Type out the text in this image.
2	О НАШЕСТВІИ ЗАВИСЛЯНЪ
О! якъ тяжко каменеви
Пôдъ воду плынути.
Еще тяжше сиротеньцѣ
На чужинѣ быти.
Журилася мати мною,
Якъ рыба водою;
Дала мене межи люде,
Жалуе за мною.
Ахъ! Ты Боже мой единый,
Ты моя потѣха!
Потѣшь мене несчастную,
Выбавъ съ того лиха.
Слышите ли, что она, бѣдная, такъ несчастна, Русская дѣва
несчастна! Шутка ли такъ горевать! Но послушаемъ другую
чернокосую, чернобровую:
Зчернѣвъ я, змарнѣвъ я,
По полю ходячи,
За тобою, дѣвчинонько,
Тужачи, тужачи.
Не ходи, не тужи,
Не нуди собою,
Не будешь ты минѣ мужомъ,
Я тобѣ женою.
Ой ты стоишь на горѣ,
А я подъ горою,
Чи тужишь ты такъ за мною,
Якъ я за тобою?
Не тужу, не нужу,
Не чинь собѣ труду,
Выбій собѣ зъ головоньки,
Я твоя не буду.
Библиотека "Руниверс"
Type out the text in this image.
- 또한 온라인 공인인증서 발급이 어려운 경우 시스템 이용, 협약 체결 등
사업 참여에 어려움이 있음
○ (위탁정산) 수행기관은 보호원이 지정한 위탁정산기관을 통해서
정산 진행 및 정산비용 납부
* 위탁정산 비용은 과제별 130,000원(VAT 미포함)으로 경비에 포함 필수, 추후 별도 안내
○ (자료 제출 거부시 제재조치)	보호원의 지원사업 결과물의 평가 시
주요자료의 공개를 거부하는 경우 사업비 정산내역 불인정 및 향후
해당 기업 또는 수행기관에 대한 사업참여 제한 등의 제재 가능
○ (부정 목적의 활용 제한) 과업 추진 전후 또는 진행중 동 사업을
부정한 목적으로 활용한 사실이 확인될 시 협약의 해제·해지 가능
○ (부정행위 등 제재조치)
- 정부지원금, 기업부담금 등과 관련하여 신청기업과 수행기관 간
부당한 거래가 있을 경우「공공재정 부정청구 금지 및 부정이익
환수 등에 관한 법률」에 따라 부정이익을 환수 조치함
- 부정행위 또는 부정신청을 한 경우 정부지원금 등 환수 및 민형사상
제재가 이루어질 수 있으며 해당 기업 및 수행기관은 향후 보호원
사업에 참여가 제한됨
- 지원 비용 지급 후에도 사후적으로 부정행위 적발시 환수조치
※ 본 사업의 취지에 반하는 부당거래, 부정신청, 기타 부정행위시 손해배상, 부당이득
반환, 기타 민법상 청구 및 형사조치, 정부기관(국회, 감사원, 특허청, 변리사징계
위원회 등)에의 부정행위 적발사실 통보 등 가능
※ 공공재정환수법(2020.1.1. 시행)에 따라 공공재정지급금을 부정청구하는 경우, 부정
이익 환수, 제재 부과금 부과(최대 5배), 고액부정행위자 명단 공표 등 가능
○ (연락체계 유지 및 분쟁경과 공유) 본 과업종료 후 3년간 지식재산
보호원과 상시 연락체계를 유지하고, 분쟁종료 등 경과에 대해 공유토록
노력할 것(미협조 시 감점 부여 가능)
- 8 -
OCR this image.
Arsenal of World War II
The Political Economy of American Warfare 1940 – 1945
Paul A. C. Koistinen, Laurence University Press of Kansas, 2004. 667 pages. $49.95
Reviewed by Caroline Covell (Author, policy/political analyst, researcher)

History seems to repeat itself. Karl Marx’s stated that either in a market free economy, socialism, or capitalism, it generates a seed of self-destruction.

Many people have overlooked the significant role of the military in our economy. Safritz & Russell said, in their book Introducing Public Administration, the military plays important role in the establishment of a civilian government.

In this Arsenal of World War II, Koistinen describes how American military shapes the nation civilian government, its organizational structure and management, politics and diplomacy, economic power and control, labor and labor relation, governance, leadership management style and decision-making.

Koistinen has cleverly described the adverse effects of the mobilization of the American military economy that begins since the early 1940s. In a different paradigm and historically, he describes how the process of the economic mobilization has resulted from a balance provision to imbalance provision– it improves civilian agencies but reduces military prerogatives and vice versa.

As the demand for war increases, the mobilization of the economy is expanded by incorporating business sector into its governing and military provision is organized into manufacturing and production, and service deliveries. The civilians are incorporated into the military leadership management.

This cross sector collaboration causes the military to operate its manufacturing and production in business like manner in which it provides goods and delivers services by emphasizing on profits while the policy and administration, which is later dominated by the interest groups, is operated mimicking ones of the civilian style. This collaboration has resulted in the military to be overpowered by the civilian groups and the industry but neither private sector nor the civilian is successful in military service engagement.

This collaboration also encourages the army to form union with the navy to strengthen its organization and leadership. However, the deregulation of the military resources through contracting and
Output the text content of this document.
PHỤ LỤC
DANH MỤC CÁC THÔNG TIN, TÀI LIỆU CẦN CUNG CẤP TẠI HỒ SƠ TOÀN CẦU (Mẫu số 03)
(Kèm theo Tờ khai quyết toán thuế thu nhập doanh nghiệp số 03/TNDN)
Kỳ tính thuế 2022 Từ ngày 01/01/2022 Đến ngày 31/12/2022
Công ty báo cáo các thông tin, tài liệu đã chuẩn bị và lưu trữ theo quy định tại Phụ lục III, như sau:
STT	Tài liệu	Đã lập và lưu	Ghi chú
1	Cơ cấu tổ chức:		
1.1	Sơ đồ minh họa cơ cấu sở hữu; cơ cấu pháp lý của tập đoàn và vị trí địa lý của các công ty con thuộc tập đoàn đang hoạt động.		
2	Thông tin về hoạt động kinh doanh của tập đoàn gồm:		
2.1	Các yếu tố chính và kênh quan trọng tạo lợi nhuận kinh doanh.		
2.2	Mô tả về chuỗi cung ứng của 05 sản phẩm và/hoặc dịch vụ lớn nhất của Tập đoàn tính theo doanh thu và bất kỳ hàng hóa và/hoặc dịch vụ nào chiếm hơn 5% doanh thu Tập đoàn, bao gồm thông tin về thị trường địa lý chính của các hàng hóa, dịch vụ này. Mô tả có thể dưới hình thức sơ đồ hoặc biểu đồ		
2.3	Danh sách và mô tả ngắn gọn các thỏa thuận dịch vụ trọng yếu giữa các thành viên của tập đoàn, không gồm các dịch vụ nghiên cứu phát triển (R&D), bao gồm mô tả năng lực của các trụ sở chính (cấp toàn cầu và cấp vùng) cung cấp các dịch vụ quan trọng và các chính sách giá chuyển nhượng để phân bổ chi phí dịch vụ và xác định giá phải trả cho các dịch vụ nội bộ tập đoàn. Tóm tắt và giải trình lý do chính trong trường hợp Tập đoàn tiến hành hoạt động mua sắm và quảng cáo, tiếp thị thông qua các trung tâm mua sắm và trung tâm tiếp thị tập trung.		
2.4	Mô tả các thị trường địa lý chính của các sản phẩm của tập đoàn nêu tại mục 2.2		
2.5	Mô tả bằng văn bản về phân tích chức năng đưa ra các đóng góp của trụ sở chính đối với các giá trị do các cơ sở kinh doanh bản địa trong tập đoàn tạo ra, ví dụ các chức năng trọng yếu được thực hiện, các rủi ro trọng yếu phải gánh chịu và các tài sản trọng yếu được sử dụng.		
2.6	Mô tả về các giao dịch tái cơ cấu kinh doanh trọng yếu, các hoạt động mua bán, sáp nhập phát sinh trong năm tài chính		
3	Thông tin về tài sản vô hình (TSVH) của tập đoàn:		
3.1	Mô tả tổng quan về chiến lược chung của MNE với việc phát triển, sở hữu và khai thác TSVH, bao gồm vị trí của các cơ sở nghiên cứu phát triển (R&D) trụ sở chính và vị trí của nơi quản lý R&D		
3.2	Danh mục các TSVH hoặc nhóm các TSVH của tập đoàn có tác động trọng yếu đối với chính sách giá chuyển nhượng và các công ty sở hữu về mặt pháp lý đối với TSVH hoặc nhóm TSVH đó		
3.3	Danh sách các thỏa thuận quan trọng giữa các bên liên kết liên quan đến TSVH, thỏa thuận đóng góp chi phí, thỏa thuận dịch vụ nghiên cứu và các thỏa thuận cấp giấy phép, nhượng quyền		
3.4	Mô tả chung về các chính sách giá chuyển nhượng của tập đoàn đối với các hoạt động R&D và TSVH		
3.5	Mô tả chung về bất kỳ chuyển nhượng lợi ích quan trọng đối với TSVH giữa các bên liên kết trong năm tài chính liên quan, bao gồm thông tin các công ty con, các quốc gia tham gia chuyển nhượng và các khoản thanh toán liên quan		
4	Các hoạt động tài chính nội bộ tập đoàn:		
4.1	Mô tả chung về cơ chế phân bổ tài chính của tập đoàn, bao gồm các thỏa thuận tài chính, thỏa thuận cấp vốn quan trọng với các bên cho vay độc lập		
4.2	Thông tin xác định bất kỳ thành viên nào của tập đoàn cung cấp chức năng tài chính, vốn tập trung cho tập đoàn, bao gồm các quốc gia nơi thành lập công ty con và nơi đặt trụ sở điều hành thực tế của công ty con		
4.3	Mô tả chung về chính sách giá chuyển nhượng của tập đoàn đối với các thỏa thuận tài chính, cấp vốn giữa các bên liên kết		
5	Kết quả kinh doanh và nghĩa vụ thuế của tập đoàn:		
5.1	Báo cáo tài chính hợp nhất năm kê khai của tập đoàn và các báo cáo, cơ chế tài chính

WHAT YOU WILL DO: In the records above, find each line holding "мною" and copy it.

THE REPLY:
Журилася мати мною,
Жалуе за мною.
Чи тужишь ты такъ за мною,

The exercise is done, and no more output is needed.